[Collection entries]
start

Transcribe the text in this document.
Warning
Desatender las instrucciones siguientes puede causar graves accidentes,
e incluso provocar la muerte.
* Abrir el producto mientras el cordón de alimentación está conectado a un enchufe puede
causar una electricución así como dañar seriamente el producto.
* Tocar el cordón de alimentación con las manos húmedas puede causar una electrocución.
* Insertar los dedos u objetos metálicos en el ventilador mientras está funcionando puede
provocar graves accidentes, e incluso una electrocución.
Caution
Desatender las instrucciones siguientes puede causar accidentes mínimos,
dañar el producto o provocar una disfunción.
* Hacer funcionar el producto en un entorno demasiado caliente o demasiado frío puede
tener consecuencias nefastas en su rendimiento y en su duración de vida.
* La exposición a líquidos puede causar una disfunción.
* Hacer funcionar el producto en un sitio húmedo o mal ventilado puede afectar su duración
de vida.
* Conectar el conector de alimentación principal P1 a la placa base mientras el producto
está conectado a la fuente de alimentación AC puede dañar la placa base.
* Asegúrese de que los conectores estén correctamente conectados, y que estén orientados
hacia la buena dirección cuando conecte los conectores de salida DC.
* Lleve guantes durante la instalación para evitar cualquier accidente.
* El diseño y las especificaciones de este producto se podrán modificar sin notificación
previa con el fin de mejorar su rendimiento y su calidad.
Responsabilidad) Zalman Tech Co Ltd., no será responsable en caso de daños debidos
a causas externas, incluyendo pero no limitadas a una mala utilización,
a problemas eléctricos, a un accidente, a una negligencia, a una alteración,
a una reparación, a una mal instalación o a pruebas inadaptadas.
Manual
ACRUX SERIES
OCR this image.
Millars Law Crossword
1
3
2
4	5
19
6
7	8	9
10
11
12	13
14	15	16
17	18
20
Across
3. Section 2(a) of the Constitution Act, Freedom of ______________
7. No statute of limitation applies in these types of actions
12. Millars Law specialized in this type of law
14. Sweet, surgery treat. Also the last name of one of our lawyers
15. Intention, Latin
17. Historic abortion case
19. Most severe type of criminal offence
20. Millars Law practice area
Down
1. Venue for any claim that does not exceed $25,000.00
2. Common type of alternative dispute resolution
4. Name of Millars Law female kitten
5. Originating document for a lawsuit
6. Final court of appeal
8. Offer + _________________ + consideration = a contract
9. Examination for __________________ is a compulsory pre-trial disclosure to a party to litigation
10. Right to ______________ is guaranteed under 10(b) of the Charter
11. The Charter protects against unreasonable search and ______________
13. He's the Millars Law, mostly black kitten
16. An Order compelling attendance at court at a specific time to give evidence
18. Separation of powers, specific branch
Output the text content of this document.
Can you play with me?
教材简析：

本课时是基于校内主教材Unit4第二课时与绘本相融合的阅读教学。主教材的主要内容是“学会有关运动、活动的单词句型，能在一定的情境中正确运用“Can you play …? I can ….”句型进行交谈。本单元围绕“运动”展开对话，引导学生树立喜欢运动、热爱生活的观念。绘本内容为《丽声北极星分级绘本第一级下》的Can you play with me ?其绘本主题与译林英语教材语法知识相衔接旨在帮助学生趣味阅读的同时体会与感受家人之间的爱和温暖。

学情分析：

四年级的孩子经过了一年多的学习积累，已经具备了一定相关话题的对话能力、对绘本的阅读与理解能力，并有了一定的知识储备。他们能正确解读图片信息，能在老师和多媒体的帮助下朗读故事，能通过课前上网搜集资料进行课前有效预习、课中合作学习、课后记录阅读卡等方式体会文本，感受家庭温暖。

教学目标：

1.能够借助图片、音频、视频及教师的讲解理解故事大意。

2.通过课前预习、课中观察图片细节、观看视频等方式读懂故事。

end
start

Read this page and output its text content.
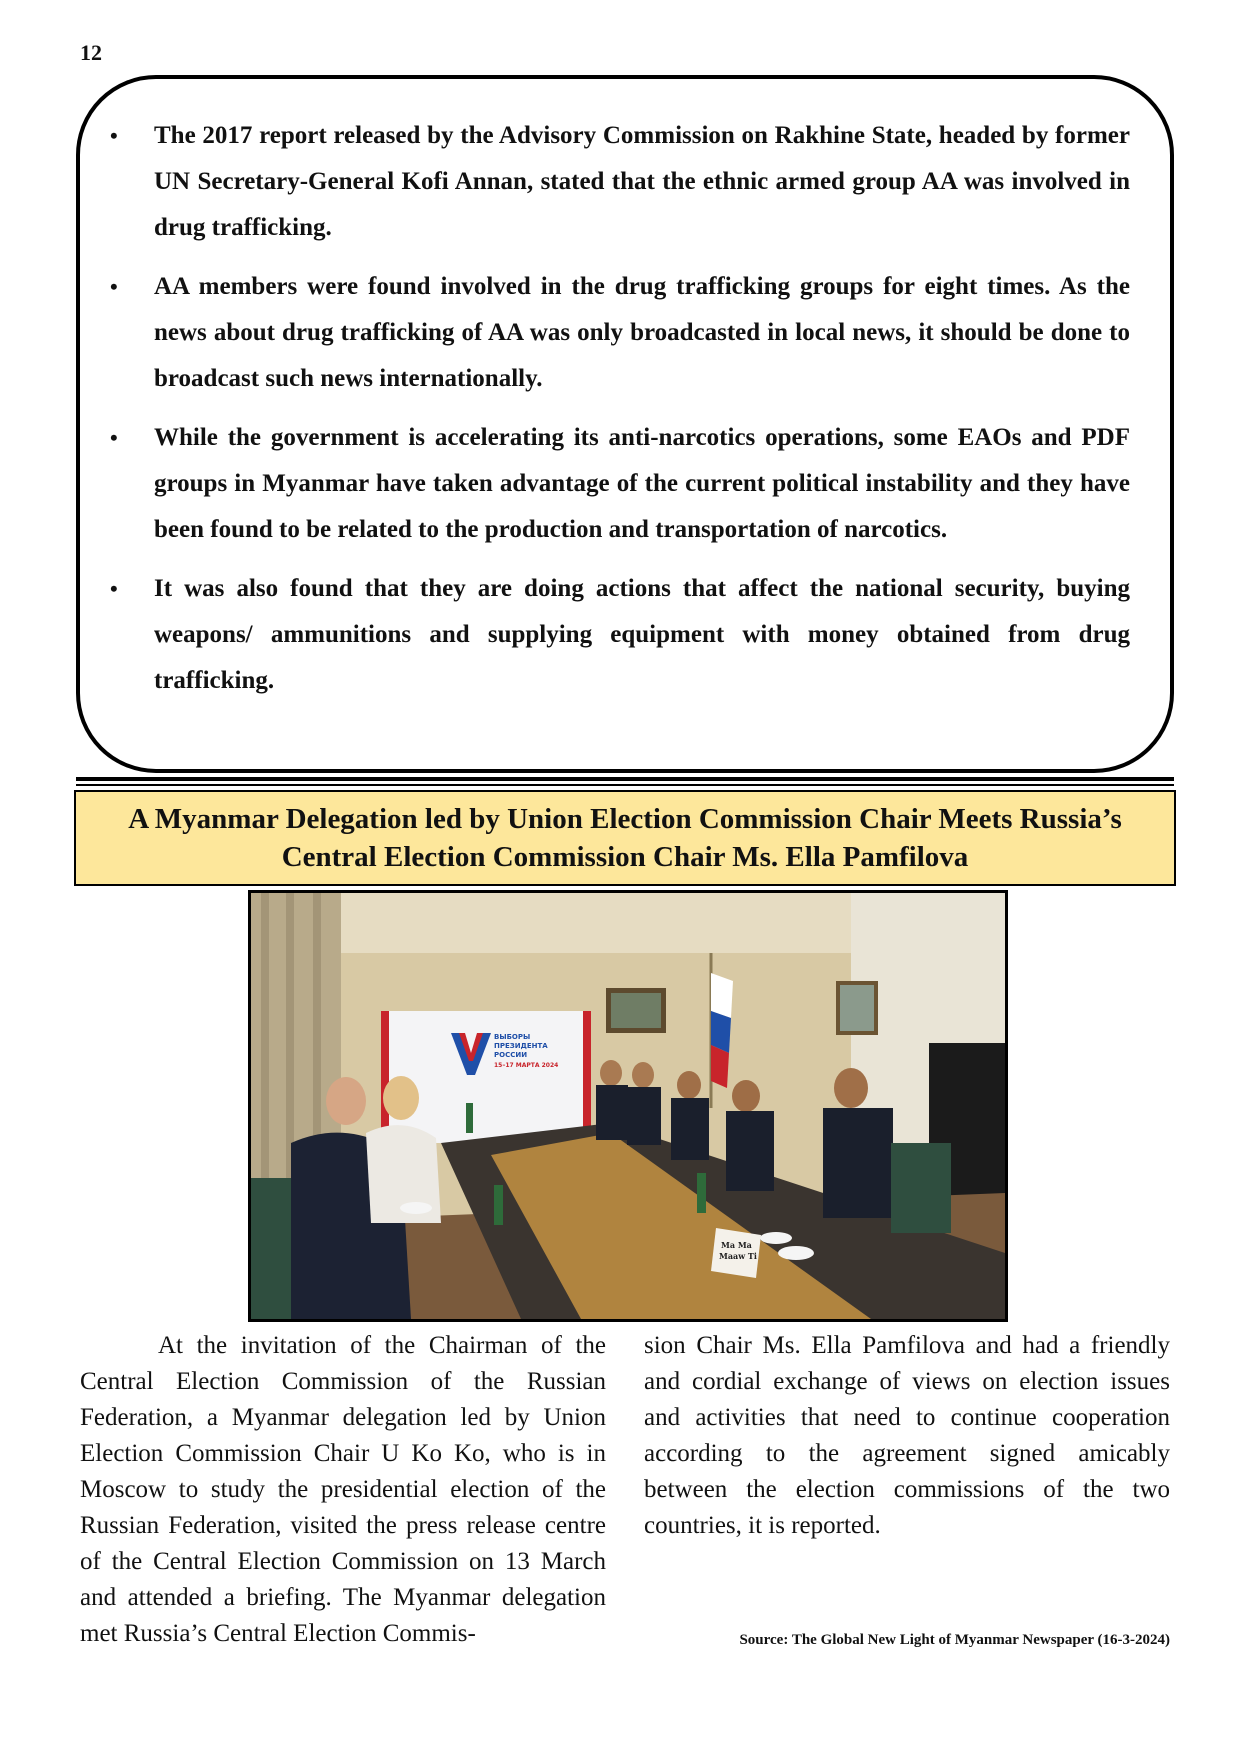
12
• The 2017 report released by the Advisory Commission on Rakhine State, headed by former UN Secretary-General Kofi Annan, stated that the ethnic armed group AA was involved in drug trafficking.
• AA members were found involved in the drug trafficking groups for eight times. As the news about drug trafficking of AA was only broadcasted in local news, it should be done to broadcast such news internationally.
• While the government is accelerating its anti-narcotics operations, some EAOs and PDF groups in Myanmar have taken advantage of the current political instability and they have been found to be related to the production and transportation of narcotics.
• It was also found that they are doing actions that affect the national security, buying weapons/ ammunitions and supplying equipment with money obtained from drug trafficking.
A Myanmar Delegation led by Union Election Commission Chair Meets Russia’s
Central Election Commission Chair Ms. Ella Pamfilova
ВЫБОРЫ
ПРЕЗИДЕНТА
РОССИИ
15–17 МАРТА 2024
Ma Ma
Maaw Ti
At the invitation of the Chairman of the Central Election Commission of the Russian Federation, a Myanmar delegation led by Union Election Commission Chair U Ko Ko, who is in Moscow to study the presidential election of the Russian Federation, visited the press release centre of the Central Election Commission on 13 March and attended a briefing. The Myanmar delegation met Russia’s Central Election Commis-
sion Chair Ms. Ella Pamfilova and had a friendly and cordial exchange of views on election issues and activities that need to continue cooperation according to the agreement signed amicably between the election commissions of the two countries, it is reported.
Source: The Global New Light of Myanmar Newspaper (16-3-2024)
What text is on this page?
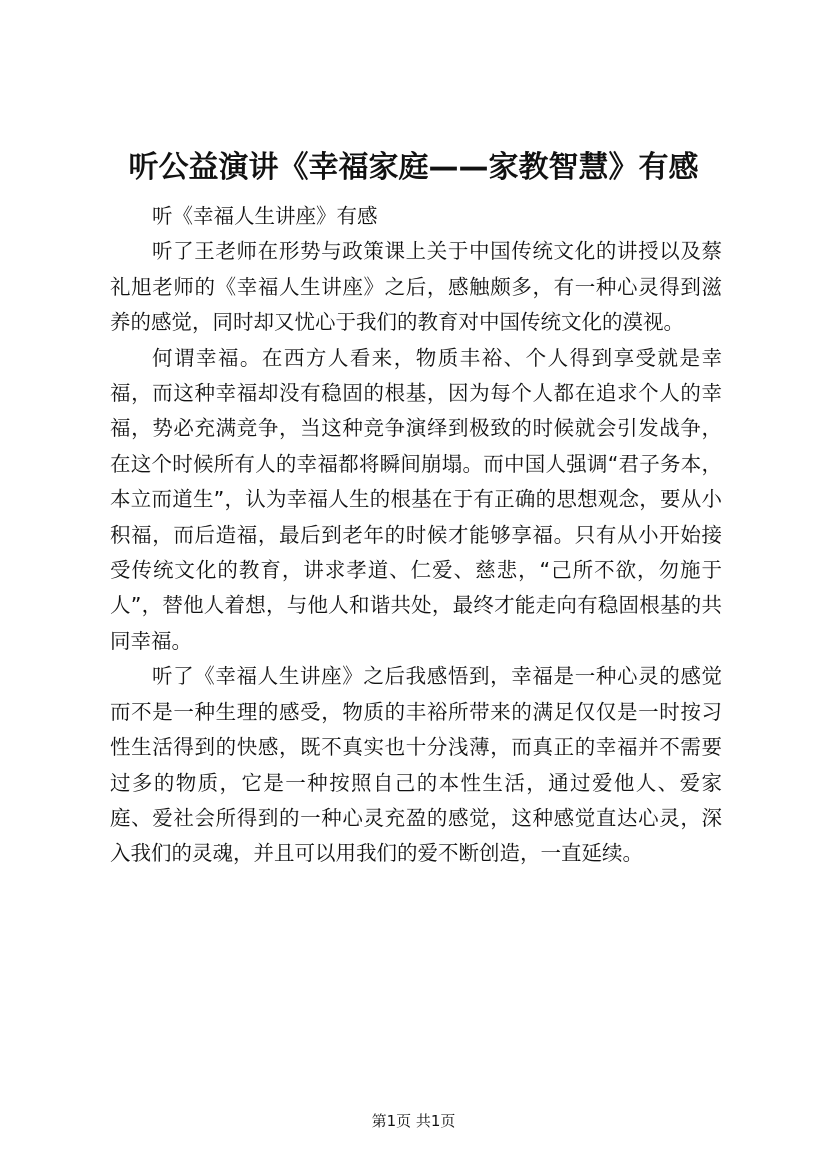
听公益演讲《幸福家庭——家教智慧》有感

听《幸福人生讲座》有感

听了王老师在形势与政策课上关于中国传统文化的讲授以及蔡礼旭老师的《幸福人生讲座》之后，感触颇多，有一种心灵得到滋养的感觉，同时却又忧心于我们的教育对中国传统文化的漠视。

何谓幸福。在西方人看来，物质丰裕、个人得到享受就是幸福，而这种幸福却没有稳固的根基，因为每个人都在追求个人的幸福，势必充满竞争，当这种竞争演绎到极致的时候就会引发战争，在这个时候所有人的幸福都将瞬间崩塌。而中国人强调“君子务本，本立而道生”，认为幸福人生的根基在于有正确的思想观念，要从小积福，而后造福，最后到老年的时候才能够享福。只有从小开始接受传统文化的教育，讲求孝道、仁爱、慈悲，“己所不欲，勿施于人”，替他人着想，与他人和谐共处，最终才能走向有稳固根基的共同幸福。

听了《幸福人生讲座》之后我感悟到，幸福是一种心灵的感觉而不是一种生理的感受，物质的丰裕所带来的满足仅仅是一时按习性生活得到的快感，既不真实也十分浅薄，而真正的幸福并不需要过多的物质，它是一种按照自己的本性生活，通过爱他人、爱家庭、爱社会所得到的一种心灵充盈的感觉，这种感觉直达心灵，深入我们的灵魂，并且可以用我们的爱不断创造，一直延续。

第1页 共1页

end
start

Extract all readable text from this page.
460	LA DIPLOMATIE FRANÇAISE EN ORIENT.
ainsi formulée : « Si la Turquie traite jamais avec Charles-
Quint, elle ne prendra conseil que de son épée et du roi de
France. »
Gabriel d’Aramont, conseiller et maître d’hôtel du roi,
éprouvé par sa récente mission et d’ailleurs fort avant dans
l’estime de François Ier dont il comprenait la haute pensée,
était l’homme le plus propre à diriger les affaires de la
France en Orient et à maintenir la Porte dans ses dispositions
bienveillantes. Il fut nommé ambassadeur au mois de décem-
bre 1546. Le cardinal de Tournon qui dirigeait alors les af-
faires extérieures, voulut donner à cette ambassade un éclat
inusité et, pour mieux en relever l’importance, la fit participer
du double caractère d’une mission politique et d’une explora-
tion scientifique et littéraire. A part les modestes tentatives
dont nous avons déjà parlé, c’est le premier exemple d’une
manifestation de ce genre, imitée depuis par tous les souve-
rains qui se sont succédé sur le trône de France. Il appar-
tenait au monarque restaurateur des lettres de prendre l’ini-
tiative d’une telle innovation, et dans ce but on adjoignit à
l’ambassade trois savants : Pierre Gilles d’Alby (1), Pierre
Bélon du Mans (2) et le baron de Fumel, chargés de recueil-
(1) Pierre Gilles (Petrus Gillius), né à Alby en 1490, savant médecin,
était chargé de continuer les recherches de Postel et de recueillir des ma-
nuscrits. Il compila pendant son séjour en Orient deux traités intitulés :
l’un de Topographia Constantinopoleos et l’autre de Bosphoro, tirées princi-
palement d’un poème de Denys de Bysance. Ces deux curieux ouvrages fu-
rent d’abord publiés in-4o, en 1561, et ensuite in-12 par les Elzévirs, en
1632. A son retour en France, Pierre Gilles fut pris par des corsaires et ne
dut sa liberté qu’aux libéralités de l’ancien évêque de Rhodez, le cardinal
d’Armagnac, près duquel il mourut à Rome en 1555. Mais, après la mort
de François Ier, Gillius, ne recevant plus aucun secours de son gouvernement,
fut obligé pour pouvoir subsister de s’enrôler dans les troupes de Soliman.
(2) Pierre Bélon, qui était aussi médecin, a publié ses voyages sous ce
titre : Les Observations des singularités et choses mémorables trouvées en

end

- TASK PROMPT -
List all lines where "Russia" occurs.

- SOLUTION FOR THIS PROBLEM -
A Myanmar Delegation led by Union Election Commission Chair Meets Russia’s
At the invitation of the Chairman of the Central Election Commission of the Russian Federation, a Myanmar delegation led by Union Election Commission Chair U Ko Ko, who is in Moscow to study the presidential election of the Russian Federation, visited the press release centre of the Central Election Commission on 13 March and attended a briefing. The Myanmar delegation met Russia’s Central Election Commis-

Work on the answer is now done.